[What you will do]:
Your task is to transcribe the data in full.

-------- Extracted material

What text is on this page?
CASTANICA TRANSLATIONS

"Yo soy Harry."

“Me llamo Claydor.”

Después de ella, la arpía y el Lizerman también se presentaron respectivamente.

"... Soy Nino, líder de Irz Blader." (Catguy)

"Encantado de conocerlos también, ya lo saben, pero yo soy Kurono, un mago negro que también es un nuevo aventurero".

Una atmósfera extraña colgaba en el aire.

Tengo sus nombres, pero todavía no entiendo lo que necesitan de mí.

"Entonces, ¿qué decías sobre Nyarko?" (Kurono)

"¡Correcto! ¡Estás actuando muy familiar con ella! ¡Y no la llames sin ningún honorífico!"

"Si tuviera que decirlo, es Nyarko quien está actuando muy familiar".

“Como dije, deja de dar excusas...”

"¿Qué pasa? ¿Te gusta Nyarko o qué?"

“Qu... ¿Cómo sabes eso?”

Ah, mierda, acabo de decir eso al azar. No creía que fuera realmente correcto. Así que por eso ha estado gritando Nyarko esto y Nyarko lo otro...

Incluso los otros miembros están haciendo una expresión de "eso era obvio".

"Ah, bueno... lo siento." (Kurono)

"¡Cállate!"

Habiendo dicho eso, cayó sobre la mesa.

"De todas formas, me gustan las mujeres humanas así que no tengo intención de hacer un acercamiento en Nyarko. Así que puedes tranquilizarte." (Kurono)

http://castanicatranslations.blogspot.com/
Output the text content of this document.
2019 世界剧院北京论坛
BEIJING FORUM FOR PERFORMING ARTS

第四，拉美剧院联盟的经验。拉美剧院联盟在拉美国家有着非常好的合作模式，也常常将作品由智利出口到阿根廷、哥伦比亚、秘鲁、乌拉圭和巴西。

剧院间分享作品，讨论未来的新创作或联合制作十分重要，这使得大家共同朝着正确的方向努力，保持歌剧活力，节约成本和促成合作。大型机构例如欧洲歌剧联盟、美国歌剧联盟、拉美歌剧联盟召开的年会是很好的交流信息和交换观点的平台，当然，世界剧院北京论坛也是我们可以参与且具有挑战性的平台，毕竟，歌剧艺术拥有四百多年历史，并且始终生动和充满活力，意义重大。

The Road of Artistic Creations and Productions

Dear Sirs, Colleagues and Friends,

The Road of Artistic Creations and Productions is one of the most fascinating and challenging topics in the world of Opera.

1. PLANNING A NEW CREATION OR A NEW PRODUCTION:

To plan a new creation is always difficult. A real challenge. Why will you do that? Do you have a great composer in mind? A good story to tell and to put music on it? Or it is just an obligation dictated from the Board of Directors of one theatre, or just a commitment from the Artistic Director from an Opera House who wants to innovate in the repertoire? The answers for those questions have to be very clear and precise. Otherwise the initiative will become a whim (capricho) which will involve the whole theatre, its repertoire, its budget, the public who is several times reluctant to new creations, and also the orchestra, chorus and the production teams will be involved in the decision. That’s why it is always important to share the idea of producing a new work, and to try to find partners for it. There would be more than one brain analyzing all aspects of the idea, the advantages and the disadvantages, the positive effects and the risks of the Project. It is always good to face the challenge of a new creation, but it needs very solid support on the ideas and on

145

----------------

[Answer for this exercise]:
What text is on this page?
CASTANICA TRANSLATIONS

"Yo soy Harry."

“Me llamo Claydor.”

Después de ella, la arpía y el Lizerman también se presentaron respectivamente.

"... Soy Nino, líder de Irz Blader." (Catguy)

"Encantado de conocerlos también, ya lo saben, pero yo soy Kurono, un mago negro que también es un nuevo aventurero".

Una atmósfera extraña colgaba en el aire.

Tengo sus nombres, pero todavía no entiendo lo que necesitan de mí.

"Entonces, ¿qué decías sobre Nyarko?" (Kurono)

"¡Correcto! ¡Estás actuando muy familiar con ella! ¡Y no la llames sin ningún honorífico!"

"Si tuviera que decirlo, es Nyarko quien está actuando muy familiar".

“Como dije, deja de dar excusas...”

"¿Qué pasa? ¿Te gusta Nyarko o qué?"

“Qu... ¿Cómo sabes eso?”

Ah, mierda, acabo de decir eso al azar. No creía que fuera realmente correcto. Así que por eso ha estado gritando Nyarko esto y Nyarko lo otro...

Incluso los otros miembros están haciendo una expresión de "eso era obvio".

"Ah, bueno... lo siento." (Kurono)

"¡Cállate!"

Habiendo dicho eso, cayó sobre la mesa.

"De todas formas, me gustan las mujeres humanas así que no tengo intención de hacer un acercamiento en Nyarko. Así que puedes tranquilizarte." (Kurono)

http://castanicatranslations.blogspot.com/
Output the text content of this document.
2019 世界剧院北京论坛
BEIJING FORUM FOR PERFORMING ARTS

第四，拉美剧院联盟的经验。拉美剧院联盟在拉美国家有着非常好的合作模式，也常常将作品由智利出口到阿根廷、哥伦比亚、秘鲁、乌拉圭和巴西。

剧院间分享作品，讨论未来的新创作或联合制作十分重要，这使得大家共同朝着正确的方向努力，保持歌剧活力，节约成本和促成合作。大型机构例如欧洲歌剧联盟、美国歌剧联盟、拉美歌剧联盟召开的年会是很好的交流信息和交换观点的平台，当然，世界剧院北京论坛也是我们可以参与且具有挑战性的平台，毕竟，歌剧艺术拥有四百多年历史，并且始终生动和充满活力，意义重大。

The Road of Artistic Creations and Productions

Dear Sirs, Colleagues and Friends,

The Road of Artistic Creations and Productions is one of the most fascinating and challenging topics in the world of Opera.

1. PLANNING A NEW CREATION OR A NEW PRODUCTION:

To plan a new creation is always difficult. A real challenge. Why will you do that? Do you have a great composer in mind? A good story to tell and to put music on it? Or it is just an obligation dictated from the Board of Directors of one theatre, or just a commitment from the Artistic Director from an Opera House who wants to innovate in the repertoire? The answers for those questions have to be very clear and precise. Otherwise the initiative will become a whim (capricho) which will involve the whole theatre, its repertoire, its budget, the public who is several times reluctant to new creations, and also the orchestra, chorus and the production teams will be involved in the decision. That’s why it is always important to share the idea of producing a new work, and to try to find partners for it. There would be more than one brain analyzing all aspects of the idea, the advantages and the disadvantages, the positive effects and the risks of the Project. It is always good to face the challenge of a new creation, but it needs very solid support on the ideas and on

145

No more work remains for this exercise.